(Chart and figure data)
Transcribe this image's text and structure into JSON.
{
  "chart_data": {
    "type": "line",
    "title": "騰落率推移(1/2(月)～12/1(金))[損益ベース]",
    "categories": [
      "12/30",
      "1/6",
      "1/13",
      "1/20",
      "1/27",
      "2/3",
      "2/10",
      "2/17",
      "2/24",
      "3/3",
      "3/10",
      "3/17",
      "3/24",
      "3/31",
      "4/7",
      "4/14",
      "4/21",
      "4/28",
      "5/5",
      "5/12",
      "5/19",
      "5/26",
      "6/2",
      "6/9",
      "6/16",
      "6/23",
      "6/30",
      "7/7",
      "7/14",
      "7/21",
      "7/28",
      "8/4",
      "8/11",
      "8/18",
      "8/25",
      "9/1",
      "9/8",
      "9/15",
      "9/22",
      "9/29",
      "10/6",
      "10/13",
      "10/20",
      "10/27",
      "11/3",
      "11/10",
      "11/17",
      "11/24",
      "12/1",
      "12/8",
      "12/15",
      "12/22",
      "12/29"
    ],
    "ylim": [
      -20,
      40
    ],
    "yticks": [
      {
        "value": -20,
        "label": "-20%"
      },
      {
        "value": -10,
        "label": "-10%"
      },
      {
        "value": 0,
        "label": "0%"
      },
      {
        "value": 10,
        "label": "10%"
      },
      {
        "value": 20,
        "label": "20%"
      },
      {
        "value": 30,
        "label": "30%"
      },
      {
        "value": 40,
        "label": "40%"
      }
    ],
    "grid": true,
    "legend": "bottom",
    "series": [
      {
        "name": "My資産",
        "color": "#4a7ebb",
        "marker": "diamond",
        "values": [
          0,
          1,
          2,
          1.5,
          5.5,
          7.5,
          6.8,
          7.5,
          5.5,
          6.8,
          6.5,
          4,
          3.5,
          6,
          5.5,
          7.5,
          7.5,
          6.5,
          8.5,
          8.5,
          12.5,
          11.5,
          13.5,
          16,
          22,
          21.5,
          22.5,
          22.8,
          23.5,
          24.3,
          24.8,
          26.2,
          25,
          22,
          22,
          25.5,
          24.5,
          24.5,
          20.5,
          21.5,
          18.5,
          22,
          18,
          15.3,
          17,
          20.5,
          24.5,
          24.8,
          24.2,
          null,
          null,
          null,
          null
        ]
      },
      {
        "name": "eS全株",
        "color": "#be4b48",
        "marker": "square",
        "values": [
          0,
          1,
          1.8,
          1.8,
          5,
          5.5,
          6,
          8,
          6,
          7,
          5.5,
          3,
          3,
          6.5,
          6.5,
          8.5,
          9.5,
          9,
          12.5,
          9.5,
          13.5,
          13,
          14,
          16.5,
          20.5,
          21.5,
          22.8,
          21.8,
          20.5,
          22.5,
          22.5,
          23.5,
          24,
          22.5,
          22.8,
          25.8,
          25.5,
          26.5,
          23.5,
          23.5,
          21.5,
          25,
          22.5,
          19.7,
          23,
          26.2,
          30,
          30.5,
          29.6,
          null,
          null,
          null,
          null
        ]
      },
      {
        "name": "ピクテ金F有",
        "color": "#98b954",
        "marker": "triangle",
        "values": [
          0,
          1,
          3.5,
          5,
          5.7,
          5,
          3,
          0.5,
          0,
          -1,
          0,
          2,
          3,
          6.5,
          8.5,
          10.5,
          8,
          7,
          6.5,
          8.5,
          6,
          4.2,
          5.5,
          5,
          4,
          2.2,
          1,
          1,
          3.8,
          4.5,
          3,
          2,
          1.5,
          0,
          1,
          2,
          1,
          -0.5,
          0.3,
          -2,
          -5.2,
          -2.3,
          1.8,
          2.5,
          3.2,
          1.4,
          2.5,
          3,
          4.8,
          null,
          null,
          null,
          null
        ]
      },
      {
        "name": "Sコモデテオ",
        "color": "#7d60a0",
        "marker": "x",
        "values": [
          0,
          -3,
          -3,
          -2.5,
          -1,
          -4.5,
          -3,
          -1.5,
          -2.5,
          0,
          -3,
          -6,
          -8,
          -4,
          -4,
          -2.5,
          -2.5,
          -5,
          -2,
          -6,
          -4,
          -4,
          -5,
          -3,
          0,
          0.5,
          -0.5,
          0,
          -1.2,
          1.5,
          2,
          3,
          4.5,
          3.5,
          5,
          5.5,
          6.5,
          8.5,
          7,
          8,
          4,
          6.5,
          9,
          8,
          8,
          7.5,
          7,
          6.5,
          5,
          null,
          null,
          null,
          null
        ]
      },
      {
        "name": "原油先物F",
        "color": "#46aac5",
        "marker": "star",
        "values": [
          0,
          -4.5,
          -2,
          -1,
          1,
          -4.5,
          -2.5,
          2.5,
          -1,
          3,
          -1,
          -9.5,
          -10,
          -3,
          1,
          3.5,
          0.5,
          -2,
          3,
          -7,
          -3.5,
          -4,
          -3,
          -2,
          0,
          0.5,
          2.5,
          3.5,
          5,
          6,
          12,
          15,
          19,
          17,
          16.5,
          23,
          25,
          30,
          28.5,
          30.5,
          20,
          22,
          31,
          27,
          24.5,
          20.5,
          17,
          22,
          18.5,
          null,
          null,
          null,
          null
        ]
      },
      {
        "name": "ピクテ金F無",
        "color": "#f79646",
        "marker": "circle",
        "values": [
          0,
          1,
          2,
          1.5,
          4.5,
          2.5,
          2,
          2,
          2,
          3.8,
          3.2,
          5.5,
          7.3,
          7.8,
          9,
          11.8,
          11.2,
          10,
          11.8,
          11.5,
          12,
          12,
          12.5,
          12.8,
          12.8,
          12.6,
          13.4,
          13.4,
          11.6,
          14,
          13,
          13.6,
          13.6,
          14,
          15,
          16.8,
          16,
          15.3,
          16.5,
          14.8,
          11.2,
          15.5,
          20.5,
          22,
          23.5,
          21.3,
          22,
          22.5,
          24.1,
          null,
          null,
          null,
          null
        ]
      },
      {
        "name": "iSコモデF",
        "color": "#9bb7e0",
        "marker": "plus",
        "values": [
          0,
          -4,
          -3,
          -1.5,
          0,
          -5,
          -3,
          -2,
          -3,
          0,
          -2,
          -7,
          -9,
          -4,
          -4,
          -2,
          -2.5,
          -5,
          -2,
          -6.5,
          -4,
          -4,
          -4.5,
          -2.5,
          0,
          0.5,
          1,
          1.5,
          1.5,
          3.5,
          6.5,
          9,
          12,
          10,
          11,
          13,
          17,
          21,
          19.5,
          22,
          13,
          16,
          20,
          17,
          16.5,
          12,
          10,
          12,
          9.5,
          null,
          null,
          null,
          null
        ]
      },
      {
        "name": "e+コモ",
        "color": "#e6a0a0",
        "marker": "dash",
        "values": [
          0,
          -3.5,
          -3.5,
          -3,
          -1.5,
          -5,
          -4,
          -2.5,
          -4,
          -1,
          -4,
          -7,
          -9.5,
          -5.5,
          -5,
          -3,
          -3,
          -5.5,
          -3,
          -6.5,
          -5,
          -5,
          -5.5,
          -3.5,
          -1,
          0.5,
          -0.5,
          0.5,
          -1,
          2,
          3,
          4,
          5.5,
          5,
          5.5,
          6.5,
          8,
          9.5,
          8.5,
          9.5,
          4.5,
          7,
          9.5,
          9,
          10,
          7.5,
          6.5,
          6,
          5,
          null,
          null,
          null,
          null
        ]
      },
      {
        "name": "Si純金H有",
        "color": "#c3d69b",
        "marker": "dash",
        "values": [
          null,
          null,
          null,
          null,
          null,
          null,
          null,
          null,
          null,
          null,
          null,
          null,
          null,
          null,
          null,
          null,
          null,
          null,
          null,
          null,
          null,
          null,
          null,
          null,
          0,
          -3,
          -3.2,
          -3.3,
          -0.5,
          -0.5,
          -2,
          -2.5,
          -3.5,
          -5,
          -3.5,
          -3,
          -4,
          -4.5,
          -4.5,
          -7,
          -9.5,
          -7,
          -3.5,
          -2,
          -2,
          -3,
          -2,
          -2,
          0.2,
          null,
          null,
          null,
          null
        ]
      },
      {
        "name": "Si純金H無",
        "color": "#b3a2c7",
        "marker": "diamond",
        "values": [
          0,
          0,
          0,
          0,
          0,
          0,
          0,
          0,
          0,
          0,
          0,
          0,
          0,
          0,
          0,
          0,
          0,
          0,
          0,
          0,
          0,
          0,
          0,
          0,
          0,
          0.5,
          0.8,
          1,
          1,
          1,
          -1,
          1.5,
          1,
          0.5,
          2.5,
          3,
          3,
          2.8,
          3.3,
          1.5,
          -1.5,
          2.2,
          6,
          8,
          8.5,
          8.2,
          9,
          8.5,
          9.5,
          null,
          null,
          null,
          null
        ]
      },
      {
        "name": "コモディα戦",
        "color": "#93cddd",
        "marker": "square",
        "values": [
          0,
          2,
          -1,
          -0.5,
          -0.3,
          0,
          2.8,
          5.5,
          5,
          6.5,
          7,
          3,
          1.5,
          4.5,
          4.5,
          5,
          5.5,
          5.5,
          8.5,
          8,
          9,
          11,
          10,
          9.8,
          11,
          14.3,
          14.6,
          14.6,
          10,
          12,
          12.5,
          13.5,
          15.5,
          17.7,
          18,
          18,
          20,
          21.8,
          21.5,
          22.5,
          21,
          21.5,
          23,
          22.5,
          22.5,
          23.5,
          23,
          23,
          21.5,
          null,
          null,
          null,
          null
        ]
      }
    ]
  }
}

TO BE DONE =>
Show the lines of the material that contain the word "color".

EXPECTED ANSWER =>
        "color": "#4a7ebb",
        "color": "#be4b48",
        "color": "#98b954",
        "color": "#7d60a0",
        "color": "#46aac5",
        "color": "#f79646",
        "color": "#9bb7e0",
        "color": "#e6a0a0",
        "color": "#c3d69b",
        "color": "#b3a2c7",
        "color": "#93cddd",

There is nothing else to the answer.